GIVEN PROBLEM => Gather the lines below that include the string "https", copying each in full.

DATA SHOWN =>
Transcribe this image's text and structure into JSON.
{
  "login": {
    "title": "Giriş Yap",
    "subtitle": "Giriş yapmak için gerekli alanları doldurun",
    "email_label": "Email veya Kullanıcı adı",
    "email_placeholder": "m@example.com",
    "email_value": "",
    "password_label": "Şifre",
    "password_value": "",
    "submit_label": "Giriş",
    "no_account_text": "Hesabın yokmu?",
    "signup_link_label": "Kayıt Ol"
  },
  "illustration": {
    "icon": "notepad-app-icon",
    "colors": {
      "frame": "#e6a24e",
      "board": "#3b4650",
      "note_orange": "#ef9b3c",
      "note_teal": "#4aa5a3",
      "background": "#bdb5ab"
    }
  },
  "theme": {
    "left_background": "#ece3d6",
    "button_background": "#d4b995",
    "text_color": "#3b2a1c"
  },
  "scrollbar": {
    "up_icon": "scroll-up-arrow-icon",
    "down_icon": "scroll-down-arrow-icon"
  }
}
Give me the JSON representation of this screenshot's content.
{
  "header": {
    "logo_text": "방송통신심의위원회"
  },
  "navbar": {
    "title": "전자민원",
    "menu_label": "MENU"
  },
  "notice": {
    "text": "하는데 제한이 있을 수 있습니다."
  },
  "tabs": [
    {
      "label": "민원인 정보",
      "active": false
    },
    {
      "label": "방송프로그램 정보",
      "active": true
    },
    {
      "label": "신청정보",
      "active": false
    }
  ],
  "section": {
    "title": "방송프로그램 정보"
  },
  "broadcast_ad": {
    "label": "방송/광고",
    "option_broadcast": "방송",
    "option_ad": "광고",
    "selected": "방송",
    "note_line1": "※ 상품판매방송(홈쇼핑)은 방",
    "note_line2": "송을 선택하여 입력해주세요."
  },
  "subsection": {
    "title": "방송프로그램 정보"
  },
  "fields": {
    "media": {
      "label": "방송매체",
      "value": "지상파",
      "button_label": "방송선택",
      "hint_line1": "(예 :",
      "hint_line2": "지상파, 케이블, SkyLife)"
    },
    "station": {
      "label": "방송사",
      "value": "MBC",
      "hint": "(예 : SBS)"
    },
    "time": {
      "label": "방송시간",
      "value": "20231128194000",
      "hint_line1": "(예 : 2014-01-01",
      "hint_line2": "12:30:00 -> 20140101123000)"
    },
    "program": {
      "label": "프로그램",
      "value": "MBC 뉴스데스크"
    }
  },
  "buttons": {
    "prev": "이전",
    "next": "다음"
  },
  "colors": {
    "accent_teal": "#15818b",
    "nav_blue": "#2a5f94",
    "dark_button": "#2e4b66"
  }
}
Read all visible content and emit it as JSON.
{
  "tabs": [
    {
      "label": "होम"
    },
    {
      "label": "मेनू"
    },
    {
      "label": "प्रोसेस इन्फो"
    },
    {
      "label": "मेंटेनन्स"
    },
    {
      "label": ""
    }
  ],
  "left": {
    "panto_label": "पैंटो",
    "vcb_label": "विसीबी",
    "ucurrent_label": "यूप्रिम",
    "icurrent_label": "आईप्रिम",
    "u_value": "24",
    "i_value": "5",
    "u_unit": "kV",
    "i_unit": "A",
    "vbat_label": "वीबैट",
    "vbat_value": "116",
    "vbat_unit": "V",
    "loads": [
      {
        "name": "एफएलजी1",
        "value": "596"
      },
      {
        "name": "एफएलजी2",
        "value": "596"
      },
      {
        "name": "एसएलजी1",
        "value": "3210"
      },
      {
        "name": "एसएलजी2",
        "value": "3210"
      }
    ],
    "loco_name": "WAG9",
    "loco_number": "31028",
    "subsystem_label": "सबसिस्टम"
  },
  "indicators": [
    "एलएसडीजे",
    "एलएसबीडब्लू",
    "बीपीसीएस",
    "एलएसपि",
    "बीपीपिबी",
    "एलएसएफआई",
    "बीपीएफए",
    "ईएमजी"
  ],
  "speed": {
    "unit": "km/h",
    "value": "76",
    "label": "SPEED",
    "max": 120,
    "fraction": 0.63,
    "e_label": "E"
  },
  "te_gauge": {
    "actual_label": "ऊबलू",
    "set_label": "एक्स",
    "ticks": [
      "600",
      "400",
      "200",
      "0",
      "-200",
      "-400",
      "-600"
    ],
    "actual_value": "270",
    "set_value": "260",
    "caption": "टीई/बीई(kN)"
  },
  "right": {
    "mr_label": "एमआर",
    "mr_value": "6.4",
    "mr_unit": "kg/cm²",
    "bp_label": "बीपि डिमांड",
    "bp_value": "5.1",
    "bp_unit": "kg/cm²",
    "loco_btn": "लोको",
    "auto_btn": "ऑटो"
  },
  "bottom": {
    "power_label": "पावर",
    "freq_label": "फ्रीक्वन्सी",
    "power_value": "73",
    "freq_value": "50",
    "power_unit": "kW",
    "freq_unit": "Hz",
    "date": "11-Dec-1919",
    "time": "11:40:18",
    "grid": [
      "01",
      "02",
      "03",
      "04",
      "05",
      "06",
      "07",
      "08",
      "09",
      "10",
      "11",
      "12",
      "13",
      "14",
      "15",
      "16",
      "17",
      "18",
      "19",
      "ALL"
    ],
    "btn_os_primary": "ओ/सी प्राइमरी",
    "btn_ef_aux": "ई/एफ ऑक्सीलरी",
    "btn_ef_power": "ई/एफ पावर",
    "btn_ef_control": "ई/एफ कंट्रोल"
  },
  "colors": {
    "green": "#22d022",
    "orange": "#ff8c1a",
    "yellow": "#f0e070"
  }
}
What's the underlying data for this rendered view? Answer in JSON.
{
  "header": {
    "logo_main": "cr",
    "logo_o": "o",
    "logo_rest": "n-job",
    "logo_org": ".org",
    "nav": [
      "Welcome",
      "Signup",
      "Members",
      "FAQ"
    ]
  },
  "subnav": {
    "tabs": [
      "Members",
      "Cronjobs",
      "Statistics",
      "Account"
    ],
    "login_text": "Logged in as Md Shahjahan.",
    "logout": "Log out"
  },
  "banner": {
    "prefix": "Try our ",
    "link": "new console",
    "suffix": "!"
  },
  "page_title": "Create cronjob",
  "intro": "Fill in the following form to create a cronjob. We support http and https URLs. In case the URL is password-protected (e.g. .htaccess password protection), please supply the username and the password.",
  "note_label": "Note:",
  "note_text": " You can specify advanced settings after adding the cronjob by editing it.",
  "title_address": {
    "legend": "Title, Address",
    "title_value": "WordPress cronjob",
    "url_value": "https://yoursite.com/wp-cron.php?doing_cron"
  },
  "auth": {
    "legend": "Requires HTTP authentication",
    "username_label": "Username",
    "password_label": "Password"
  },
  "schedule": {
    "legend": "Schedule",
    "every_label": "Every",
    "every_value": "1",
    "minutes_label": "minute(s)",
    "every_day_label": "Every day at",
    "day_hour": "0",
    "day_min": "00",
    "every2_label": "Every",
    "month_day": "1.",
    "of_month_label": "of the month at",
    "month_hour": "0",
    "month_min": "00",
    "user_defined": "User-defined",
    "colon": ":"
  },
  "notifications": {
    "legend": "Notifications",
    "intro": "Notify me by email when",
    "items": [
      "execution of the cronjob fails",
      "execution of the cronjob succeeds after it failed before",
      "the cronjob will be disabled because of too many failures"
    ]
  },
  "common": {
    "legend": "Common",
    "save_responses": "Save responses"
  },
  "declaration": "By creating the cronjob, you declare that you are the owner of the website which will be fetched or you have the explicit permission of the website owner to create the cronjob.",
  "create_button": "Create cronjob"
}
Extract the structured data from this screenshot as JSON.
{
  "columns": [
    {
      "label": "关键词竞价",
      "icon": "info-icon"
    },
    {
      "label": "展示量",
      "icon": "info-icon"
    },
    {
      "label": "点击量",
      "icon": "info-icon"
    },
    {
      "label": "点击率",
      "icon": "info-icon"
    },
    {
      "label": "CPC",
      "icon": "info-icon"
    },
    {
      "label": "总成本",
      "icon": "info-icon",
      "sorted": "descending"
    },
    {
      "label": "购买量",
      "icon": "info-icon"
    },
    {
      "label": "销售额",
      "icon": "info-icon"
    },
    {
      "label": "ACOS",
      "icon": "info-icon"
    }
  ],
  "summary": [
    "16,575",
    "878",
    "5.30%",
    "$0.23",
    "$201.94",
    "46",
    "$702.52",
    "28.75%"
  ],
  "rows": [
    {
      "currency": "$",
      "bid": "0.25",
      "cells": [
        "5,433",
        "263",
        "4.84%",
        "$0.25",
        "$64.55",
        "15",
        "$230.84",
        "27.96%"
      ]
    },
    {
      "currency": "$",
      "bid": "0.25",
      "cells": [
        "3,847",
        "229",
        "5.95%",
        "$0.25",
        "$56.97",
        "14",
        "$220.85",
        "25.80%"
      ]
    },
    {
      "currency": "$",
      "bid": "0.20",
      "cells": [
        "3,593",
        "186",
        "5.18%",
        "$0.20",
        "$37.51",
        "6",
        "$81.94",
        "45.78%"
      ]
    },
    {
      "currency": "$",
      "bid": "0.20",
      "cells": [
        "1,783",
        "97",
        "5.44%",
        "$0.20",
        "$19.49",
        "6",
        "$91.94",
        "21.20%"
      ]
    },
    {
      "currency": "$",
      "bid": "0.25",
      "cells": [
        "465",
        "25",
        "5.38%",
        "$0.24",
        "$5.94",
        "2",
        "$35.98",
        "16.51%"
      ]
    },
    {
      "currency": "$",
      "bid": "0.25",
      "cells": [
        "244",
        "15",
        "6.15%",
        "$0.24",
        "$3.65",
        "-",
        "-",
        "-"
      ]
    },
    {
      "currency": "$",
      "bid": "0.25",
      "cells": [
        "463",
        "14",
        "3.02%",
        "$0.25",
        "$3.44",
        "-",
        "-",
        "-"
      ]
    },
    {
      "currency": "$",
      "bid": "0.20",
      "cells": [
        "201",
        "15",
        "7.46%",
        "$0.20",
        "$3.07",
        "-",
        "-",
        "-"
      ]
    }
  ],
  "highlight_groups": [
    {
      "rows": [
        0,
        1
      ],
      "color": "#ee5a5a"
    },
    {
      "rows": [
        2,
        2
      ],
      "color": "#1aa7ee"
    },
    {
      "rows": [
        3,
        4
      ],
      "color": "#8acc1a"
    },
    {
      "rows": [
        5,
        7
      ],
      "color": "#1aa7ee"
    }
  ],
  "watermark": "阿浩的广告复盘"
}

SOLUTION FOR THIS EXERCISE =>
  "intro": "Fill in the following form to create a cronjob. We support http and https URLs. In case the URL is password-protected (e.g. .htaccess password protection), please supply the username and the password.",
    "url_value": "https://yoursite.com/wp-cron.php?doing_cron"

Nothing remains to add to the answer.